▸ What is needed
In the entries, find all lines that hold the word "color" and copy them.

▸ Records for the exercise

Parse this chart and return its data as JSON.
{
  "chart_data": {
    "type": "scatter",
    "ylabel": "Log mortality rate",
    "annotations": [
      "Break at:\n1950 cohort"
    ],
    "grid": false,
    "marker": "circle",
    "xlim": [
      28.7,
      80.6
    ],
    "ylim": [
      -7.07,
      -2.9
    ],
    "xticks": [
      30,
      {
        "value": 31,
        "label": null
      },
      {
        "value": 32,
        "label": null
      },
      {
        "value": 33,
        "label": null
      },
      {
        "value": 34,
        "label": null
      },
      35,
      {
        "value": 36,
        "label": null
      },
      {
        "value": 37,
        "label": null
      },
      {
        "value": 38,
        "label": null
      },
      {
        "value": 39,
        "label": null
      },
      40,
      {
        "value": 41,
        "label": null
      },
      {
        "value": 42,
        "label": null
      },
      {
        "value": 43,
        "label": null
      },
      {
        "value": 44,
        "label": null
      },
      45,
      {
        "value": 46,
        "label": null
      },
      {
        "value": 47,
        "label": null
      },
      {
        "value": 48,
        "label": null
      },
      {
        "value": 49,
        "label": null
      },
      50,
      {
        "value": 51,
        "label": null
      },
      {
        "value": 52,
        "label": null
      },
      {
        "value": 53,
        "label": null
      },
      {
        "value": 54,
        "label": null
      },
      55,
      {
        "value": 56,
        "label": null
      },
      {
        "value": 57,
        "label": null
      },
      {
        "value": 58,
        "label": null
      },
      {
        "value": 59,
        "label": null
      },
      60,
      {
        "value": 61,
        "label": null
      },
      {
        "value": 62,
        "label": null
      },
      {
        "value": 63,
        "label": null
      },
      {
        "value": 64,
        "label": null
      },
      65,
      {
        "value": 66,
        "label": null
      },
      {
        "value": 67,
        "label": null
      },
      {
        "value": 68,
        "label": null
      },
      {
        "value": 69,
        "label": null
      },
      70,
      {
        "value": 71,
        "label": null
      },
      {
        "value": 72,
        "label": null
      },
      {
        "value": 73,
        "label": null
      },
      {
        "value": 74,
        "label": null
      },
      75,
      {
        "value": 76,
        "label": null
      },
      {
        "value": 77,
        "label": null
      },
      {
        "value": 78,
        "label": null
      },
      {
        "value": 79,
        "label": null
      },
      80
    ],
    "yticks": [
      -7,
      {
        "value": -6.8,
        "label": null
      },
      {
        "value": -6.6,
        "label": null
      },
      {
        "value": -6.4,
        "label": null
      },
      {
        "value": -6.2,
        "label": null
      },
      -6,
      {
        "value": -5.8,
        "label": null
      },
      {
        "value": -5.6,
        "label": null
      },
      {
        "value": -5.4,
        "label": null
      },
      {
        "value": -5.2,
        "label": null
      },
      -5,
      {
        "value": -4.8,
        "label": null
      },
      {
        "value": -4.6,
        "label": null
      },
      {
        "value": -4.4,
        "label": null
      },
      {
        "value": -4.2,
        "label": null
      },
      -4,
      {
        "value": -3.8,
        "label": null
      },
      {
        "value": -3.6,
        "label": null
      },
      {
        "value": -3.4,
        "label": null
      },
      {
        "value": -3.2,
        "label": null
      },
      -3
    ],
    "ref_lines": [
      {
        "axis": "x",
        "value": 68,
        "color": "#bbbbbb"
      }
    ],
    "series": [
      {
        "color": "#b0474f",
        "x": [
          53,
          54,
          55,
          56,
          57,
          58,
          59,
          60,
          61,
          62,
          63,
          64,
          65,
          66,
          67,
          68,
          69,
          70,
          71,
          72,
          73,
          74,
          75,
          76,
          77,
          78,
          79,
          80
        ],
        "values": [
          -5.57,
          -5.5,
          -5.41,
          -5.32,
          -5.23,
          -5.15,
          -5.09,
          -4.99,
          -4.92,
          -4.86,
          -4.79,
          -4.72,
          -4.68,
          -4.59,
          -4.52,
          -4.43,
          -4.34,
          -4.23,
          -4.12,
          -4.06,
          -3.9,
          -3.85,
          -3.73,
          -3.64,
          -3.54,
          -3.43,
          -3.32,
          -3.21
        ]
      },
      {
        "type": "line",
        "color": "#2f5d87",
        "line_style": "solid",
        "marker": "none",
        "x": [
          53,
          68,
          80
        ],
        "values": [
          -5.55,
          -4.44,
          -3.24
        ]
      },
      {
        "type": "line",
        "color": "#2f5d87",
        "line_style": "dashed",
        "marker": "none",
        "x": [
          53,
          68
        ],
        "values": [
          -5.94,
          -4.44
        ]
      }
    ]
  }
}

▸ Response
        "color": "#bbbbbb"
        "color": "#b0474f",
        "color": "#2f5d87",
        "color": "#2f5d87",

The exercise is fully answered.